* _Exercise materials_

_ _ _

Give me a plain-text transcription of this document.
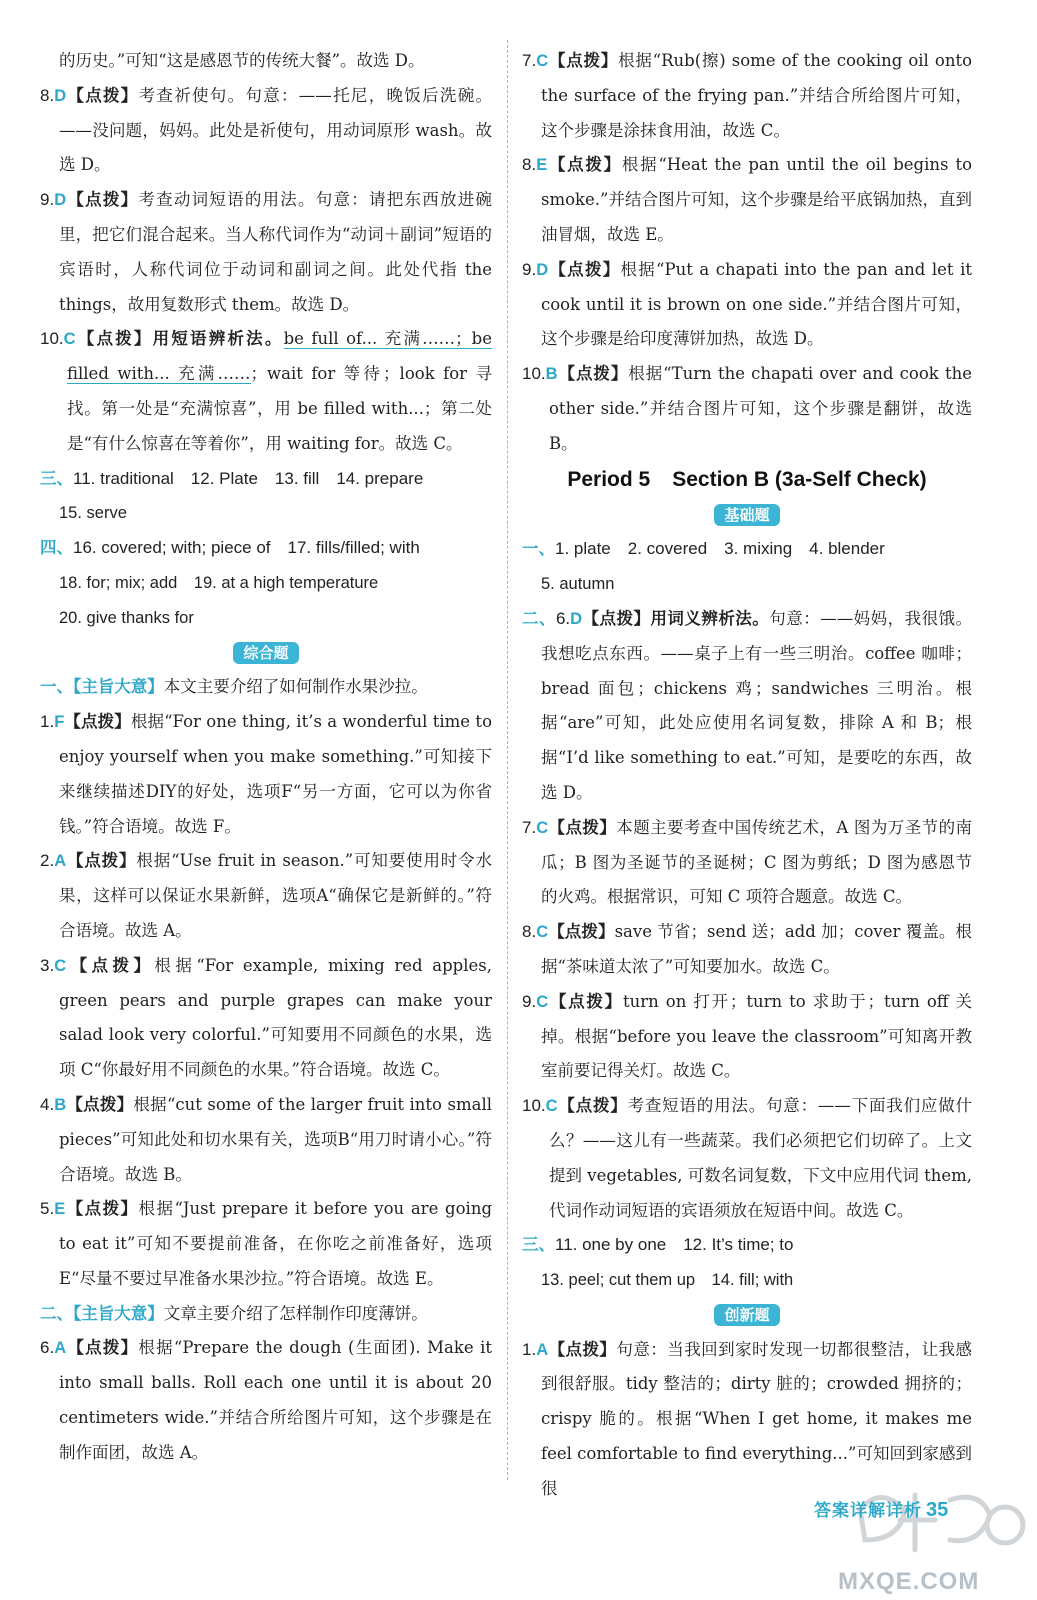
的历史。”可知“这是感恩节的传统大餐”。故选 D。

8.D【点拨】考查祈使句。句意：——托尼，晚饭后洗碗。——没问题，妈妈。此处是祈使句，用动词原形 wash。故选 D。

9.D【点拨】考查动词短语的用法。句意：请把东西放进碗里，把它们混合起来。当人称代词作为“动词＋副词”短语的宾语时，人称代词位于动词和副词之间。此处代指 the things，故用复数形式 them。故选 D。

10.C【点拨】用短语辨析法。be full of... 充满……；be filled with... 充满……；wait for 等待；look for 寻找。第一处是“充满惊喜”，用 be filled with...；第二处是“有什么惊喜在等着你”，用 waiting for。故选 C。

三、11. traditional　12. Plate　13. fill　14. prepare

15. serve

四、16. covered; with; piece of　17. fills/filled; with

18. for; mix; add　19. at a high temperature

20. give thanks for

综合题

一、【主旨大意】本文主要介绍了如何制作水果沙拉。

1.F【点拨】根据“For one thing, it’s a wonderful time to enjoy yourself when you make something.”可知接下来继续描述DIY的好处，选项F“另一方面，它可以为你省钱。”符合语境。故选 F。

2.A【点拨】根据“Use fruit in season.”可知要使用时令水果，这样可以保证水果新鲜，选项A“确保它是新鲜的。”符合语境。故选 A。

3.C【点拨】根据“For example, mixing red apples, green pears and purple grapes can make your salad look very colorful.”可知要用不同颜色的水果，选项 C“你最好用不同颜色的水果。”符合语境。故选 C。

4.B【点拨】根据“cut some of the larger fruit into small pieces”可知此处和切水果有关，选项B“用刀时请小心。”符合语境。故选 B。

5.E【点拨】根据“Just prepare it before you are going to eat it”可知不要提前准备，在你吃之前准备好，选项 E“尽量不要过早准备水果沙拉。”符合语境。故选 E。

二、【主旨大意】文章主要介绍了怎样制作印度薄饼。

6.A【点拨】根据“Prepare the dough (生面团). Make it into small balls. Roll each one until it is about 20 centimeters wide.”并结合所给图片可知，这个步骤是在制作面团，故选 A。

7.C【点拨】根据“Rub(擦) some of the cooking oil onto the surface of the frying pan.”并结合所给图片可知，这个步骤是涂抹食用油，故选 C。

8.E【点拨】根据“Heat the pan until the oil begins to smoke.”并结合图片可知，这个步骤是给平底锅加热，直到油冒烟，故选 E。

9.D【点拨】根据“Put a chapati into the pan and let it cook until it is brown on one side.”并结合图片可知，这个步骤是给印度薄饼加热，故选 D。

10.B【点拨】根据“Turn the chapati over and cook the other side.”并结合图片可知，这个步骤是翻饼，故选 B。

Period 5 Section B (3a-Self Check)

基础题

一、1. plate　2. covered　3. mixing　4. blender

5. autumn

二、6.D【点拨】用词义辨析法。句意：——妈妈，我很饿。我想吃点东西。——桌子上有一些三明治。coffee 咖啡；bread 面包；chickens 鸡；sandwiches 三明治。根据“are”可知，此处应使用名词复数，排除 A 和 B；根据“I’d like something to eat.”可知，是要吃的东西，故选 D。

7.C【点拨】本题主要考查中国传统艺术，A 图为万圣节的南瓜；B 图为圣诞节的圣诞树；C 图为剪纸；D 图为感恩节的火鸡。根据常识，可知 C 项符合题意。故选 C。

8.C【点拨】save 节省；send 送；add 加；cover 覆盖。根据“茶味道太浓了”可知要加水。故选 C。

9.C【点拨】turn on 打开；turn to 求助于；turn off 关掉。根据“before you leave the classroom”可知离开教室前要记得关灯。故选 C。

10.C【点拨】考查短语的用法。句意：——下面我们应做什么？——这儿有一些蔬菜。我们必须把它们切碎了。上文提到 vegetables, 可数名词复数，下文中应用代词 them, 代词作动词短语的宾语须放在短语中间。故选 C。

三、11. one by one　12. It’s time; to

13. peel; cut them up　14. fill; with

创新题

1.A【点拨】句意：当我回到家时发现一切都很整洁，让我感到很舒服。tidy 整洁的；dirty 脏的；crowded 拥挤的；crispy 脆的。根据“When I get home, it makes me feel comfortable to find everything...”可知回到家感到很

答案详解详析 35
MXQE.COM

_ _ _

Reproduce every line precisely as given, omitting all pictures.

* _Exercise result_
Give me a plain-text transcription of this document.
的历史。”可知“这是感恩节的传统大餐”。故选 D。

8.D【点拨】考查祈使句。句意：——托尼，晚饭后洗碗。——没问题，妈妈。此处是祈使句，用动词原形 wash。故选 D。

9.D【点拨】考查动词短语的用法。句意：请把东西放进碗里，把它们混合起来。当人称代词作为“动词＋副词”短语的宾语时，人称代词位于动词和副词之间。此处代指 the things，故用复数形式 them。故选 D。

10.C【点拨】用短语辨析法。be full of... 充满……；be filled with... 充满……；wait for 等待；look for 寻找。第一处是“充满惊喜”，用 be filled with...；第二处是“有什么惊喜在等着你”，用 waiting for。故选 C。

三、11. traditional　12. Plate　13. fill　14. prepare

15. serve

四、16. covered; with; piece of　17. fills/filled; with

18. for; mix; add　19. at a high temperature

20. give thanks for

综合题

一、【主旨大意】本文主要介绍了如何制作水果沙拉。

1.F【点拨】根据“For one thing, it’s a wonderful time to enjoy yourself when you make something.”可知接下来继续描述DIY的好处，选项F“另一方面，它可以为你省钱。”符合语境。故选 F。

2.A【点拨】根据“Use fruit in season.”可知要使用时令水果，这样可以保证水果新鲜，选项A“确保它是新鲜的。”符合语境。故选 A。

3.C【点拨】根据“For example, mixing red apples, green pears and purple grapes can make your salad look very colorful.”可知要用不同颜色的水果，选项 C“你最好用不同颜色的水果。”符合语境。故选 C。

4.B【点拨】根据“cut some of the larger fruit into small pieces”可知此处和切水果有关，选项B“用刀时请小心。”符合语境。故选 B。

5.E【点拨】根据“Just prepare it before you are going to eat it”可知不要提前准备，在你吃之前准备好，选项 E“尽量不要过早准备水果沙拉。”符合语境。故选 E。

二、【主旨大意】文章主要介绍了怎样制作印度薄饼。

6.A【点拨】根据“Prepare the dough (生面团). Make it into small balls. Roll each one until it is about 20 centimeters wide.”并结合所给图片可知，这个步骤是在制作面团，故选 A。

7.C【点拨】根据“Rub(擦) some of the cooking oil onto the surface of the frying pan.”并结合所给图片可知，这个步骤是涂抹食用油，故选 C。

8.E【点拨】根据“Heat the pan until the oil begins to smoke.”并结合图片可知，这个步骤是给平底锅加热，直到油冒烟，故选 E。

9.D【点拨】根据“Put a chapati into the pan and let it cook until it is brown on one side.”并结合图片可知，这个步骤是给印度薄饼加热，故选 D。

10.B【点拨】根据“Turn the chapati over and cook the other side.”并结合图片可知，这个步骤是翻饼，故选 B。

Period 5 Section B (3a-Self Check)

基础题

一、1. plate　2. covered　3. mixing　4. blender

5. autumn

二、6.D【点拨】用词义辨析法。句意：——妈妈，我很饿。我想吃点东西。——桌子上有一些三明治。coffee 咖啡；bread 面包；chickens 鸡；sandwiches 三明治。根据“are”可知，此处应使用名词复数，排除 A 和 B；根据“I’d like something to eat.”可知，是要吃的东西，故选 D。

7.C【点拨】本题主要考查中国传统艺术，A 图为万圣节的南瓜；B 图为圣诞节的圣诞树；C 图为剪纸；D 图为感恩节的火鸡。根据常识，可知 C 项符合题意。故选 C。

8.C【点拨】save 节省；send 送；add 加；cover 覆盖。根据“茶味道太浓了”可知要加水。故选 C。

9.C【点拨】turn on 打开；turn to 求助于；turn off 关掉。根据“before you leave the classroom”可知离开教室前要记得关灯。故选 C。

10.C【点拨】考查短语的用法。句意：——下面我们应做什么？——这儿有一些蔬菜。我们必须把它们切碎了。上文提到 vegetables, 可数名词复数，下文中应用代词 them, 代词作动词短语的宾语须放在短语中间。故选 C。

三、11. one by one　12. It’s time; to

13. peel; cut them up　14. fill; with

创新题

1.A【点拨】句意：当我回到家时发现一切都很整洁，让我感到很舒服。tidy 整洁的；dirty 脏的；crowded 拥挤的；crispy 脆的。根据“When I get home, it makes me feel comfortable to find everything...”可知回到家感到很

答案详解详析 35
MXQE.COM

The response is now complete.